(Bounding box annotations)
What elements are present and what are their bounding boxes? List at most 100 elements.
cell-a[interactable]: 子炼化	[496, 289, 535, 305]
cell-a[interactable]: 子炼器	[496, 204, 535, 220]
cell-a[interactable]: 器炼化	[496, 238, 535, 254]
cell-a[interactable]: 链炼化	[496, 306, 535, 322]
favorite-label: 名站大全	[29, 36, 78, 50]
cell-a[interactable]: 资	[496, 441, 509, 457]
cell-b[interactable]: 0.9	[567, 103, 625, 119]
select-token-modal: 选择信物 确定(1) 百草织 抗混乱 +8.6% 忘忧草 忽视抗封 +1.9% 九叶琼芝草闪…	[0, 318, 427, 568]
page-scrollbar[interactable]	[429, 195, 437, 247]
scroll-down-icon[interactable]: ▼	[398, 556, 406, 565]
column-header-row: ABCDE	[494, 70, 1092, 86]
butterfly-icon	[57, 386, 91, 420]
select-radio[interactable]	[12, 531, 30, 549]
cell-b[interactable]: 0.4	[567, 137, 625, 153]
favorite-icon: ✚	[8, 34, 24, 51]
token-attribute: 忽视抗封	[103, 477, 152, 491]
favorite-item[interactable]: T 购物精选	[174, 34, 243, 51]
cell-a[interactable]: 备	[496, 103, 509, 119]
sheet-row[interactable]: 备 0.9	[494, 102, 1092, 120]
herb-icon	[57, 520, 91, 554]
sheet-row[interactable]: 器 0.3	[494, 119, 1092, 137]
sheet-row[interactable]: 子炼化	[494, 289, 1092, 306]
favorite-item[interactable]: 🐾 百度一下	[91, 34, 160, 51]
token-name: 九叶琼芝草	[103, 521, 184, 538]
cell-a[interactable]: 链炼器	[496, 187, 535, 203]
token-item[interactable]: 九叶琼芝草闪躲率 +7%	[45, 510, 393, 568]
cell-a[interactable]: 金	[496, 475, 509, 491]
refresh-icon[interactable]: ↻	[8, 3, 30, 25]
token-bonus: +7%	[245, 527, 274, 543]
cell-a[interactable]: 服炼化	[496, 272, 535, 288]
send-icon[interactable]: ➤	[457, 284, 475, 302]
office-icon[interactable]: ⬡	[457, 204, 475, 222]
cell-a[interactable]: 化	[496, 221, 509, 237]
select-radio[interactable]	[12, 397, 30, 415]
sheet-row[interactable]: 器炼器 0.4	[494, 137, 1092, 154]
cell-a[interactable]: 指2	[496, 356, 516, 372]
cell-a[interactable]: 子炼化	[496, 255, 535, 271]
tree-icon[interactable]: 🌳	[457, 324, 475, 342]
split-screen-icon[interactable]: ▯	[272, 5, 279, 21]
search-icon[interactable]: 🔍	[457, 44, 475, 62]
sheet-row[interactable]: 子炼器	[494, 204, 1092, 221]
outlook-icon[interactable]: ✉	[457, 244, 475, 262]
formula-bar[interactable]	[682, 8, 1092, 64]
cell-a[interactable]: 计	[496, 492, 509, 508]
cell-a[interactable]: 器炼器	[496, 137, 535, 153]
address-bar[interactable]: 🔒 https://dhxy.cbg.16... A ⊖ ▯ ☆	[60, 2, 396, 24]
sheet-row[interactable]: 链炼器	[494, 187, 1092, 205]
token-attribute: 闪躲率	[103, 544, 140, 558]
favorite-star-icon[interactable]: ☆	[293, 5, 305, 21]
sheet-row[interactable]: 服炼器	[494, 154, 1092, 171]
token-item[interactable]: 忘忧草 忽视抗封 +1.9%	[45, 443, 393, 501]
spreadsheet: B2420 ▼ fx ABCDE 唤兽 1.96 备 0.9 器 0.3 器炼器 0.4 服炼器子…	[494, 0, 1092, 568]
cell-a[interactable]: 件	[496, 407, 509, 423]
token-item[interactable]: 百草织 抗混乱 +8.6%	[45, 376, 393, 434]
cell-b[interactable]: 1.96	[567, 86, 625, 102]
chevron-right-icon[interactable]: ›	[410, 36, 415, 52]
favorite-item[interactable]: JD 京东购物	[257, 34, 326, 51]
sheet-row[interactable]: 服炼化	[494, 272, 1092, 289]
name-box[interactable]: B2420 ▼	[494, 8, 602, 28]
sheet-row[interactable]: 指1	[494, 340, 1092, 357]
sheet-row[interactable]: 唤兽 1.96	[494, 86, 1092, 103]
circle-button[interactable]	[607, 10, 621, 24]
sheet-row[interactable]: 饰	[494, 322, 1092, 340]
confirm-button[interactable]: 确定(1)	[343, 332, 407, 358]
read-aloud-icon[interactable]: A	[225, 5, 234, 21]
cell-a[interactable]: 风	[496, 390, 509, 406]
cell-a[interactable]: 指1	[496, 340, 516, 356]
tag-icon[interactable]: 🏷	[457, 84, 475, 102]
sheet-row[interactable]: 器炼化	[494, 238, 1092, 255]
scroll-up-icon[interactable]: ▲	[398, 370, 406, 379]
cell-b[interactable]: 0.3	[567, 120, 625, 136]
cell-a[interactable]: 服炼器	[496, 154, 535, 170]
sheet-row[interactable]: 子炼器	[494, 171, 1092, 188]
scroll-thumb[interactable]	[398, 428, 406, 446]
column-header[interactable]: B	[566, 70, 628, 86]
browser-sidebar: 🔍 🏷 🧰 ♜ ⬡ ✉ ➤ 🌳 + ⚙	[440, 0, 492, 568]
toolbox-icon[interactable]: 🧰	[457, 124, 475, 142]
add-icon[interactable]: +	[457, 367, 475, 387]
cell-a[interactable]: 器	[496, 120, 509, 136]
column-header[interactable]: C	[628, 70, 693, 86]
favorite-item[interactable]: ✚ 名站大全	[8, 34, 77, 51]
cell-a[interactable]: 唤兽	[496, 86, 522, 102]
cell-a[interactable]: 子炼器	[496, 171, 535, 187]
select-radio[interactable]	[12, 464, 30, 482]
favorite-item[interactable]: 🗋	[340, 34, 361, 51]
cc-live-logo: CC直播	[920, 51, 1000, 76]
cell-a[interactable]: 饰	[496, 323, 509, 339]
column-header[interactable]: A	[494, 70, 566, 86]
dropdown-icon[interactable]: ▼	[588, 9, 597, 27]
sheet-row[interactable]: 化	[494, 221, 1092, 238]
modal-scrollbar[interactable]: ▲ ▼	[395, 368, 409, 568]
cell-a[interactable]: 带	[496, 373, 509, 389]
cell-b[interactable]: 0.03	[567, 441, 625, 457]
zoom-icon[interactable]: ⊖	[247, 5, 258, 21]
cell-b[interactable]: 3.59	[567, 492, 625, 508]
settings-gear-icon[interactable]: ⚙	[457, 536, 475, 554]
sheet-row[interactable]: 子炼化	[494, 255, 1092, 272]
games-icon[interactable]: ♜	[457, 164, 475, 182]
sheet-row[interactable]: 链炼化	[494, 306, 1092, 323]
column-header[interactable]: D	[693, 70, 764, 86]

◆ **Task directions**: Please copy all of the records above word for word.

◆ **Exercise solution**:
What elements are present and what are their bounding boxes? List at most 100 elements.
cell-a[interactable]: 子炼化	[496, 289, 535, 305]
cell-a[interactable]: 子炼器	[496, 204, 535, 220]
cell-a[interactable]: 器炼化	[496, 238, 535, 254]
cell-a[interactable]: 链炼化	[496, 306, 535, 322]
favorite-label: 名站大全	[29, 36, 78, 50]
cell-a[interactable]: 资	[496, 441, 509, 457]
cell-b[interactable]: 0.9	[567, 103, 625, 119]
select-token-modal: 选择信物 确定(1) 百草织 抗混乱 +8.6% 忘忧草 忽视抗封 +1.9% 九叶琼芝草闪…	[0, 318, 427, 568]
page-scrollbar[interactable]	[429, 195, 437, 247]
scroll-down-icon[interactable]: ▼	[398, 556, 406, 565]
column-header-row: ABCDE	[494, 70, 1092, 86]
butterfly-icon	[57, 386, 91, 420]
select-radio[interactable]	[12, 531, 30, 549]
cell-b[interactable]: 0.4	[567, 137, 625, 153]
favorite-icon: ✚	[8, 34, 24, 51]
token-attribute: 忽视抗封	[103, 477, 152, 491]
favorite-item[interactable]: T 购物精选	[174, 34, 243, 51]
cell-a[interactable]: 备	[496, 103, 509, 119]
sheet-row[interactable]: 备 0.9	[494, 102, 1092, 120]
herb-icon	[57, 520, 91, 554]
sheet-row[interactable]: 器 0.3	[494, 119, 1092, 137]
sheet-row[interactable]: 子炼化	[494, 289, 1092, 306]
favorite-item[interactable]: 🐾 百度一下	[91, 34, 160, 51]
token-name: 九叶琼芝草	[103, 521, 184, 538]
cell-a[interactable]: 链炼器	[496, 187, 535, 203]
token-item[interactable]: 九叶琼芝草闪躲率 +7%	[45, 510, 393, 568]
cell-a[interactable]: 金	[496, 475, 509, 491]
refresh-icon[interactable]: ↻	[8, 3, 30, 25]
token-bonus: +7%	[245, 527, 274, 543]
cell-a[interactable]: 服炼化	[496, 272, 535, 288]
send-icon[interactable]: ➤	[457, 284, 475, 302]
office-icon[interactable]: ⬡	[457, 204, 475, 222]
cell-a[interactable]: 化	[496, 221, 509, 237]
select-radio[interactable]	[12, 397, 30, 415]
sheet-row[interactable]: 器炼器 0.4	[494, 137, 1092, 154]
cell-a[interactable]: 指2	[496, 356, 516, 372]
cell-a[interactable]: 子炼化	[496, 255, 535, 271]
tree-icon[interactable]: 🌳	[457, 324, 475, 342]
split-screen-icon[interactable]: ▯	[272, 5, 279, 21]
search-icon[interactable]: 🔍	[457, 44, 475, 62]
sheet-row[interactable]: 子炼器	[494, 204, 1092, 221]
outlook-icon[interactable]: ✉	[457, 244, 475, 262]
formula-bar[interactable]	[682, 8, 1092, 64]
cell-a[interactable]: 计	[496, 492, 509, 508]
cell-a[interactable]: 器炼器	[496, 137, 535, 153]
address-bar[interactable]: 🔒 https://dhxy.cbg.16... A ⊖ ▯ ☆	[60, 2, 396, 24]
sheet-row[interactable]: 链炼器	[494, 187, 1092, 205]
token-attribute: 闪躲率	[103, 544, 140, 558]
favorite-star-icon[interactable]: ☆	[293, 5, 305, 21]
sheet-row[interactable]: 服炼器	[494, 154, 1092, 171]
token-item[interactable]: 忘忧草 忽视抗封 +1.9%	[45, 443, 393, 501]
spreadsheet: B2420 ▼ fx ABCDE 唤兽 1.96 备 0.9 器 0.3 器炼器 0.4 服炼器子…	[494, 0, 1092, 568]
cell-a[interactable]: 件	[496, 407, 509, 423]
token-item[interactable]: 百草织 抗混乱 +8.6%	[45, 376, 393, 434]
cell-b[interactable]: 1.96	[567, 86, 625, 102]
chevron-right-icon[interactable]: ›	[410, 36, 415, 52]
favorite-item[interactable]: JD 京东购物	[257, 34, 326, 51]
sheet-row[interactable]: 服炼化	[494, 272, 1092, 289]
name-box[interactable]: B2420 ▼	[494, 8, 602, 28]
sheet-row[interactable]: 指1	[494, 340, 1092, 357]
sheet-row[interactable]: 唤兽 1.96	[494, 86, 1092, 103]
circle-button[interactable]	[607, 10, 621, 24]
sheet-row[interactable]: 饰	[494, 322, 1092, 340]
confirm-button[interactable]: 确定(1)	[343, 332, 407, 358]
read-aloud-icon[interactable]: A	[225, 5, 234, 21]
cell-a[interactable]: 风	[496, 390, 509, 406]
cell-a[interactable]: 指1	[496, 340, 516, 356]
tag-icon[interactable]: 🏷	[457, 84, 475, 102]
sheet-row[interactable]: 器炼化	[494, 238, 1092, 255]
scroll-up-icon[interactable]: ▲	[398, 370, 406, 379]
cell-b[interactable]: 0.3	[567, 120, 625, 136]
cell-a[interactable]: 服炼器	[496, 154, 535, 170]
sheet-row[interactable]: 子炼器	[494, 171, 1092, 188]
scroll-thumb[interactable]	[398, 428, 406, 446]
column-header[interactable]: B	[566, 70, 628, 86]
browser-sidebar: 🔍 🏷 🧰 ♜ ⬡ ✉ ➤ 🌳 + ⚙	[440, 0, 492, 568]
toolbox-icon[interactable]: 🧰	[457, 124, 475, 142]
add-icon[interactable]: +	[457, 367, 475, 387]
cell-a[interactable]: 器	[496, 120, 509, 136]
column-header[interactable]: C	[628, 70, 693, 86]
favorite-item[interactable]: ✚ 名站大全	[8, 34, 77, 51]
cell-a[interactable]: 唤兽	[496, 86, 522, 102]
cell-a[interactable]: 子炼器	[496, 171, 535, 187]
select-radio[interactable]	[12, 464, 30, 482]
favorite-item[interactable]: 🗋	[340, 34, 361, 51]
cc-live-logo: CC直播	[920, 51, 1000, 76]
cell-a[interactable]: 饰	[496, 323, 509, 339]
column-header[interactable]: A	[494, 70, 566, 86]
dropdown-icon[interactable]: ▼	[588, 9, 597, 27]
sheet-row[interactable]: 化	[494, 221, 1092, 238]
modal-scrollbar[interactable]: ▲ ▼	[395, 368, 409, 568]
cell-a[interactable]: 带	[496, 373, 509, 389]
cell-b[interactable]: 0.03	[567, 441, 625, 457]
zoom-icon[interactable]: ⊖	[247, 5, 258, 21]
cell-b[interactable]: 3.59	[567, 492, 625, 508]
settings-gear-icon[interactable]: ⚙	[457, 536, 475, 554]
sheet-row[interactable]: 子炼化	[494, 255, 1092, 272]
games-icon[interactable]: ♜	[457, 164, 475, 182]
sheet-row[interactable]: 链炼化	[494, 306, 1092, 323]
column-header[interactable]: D	[693, 70, 764, 86]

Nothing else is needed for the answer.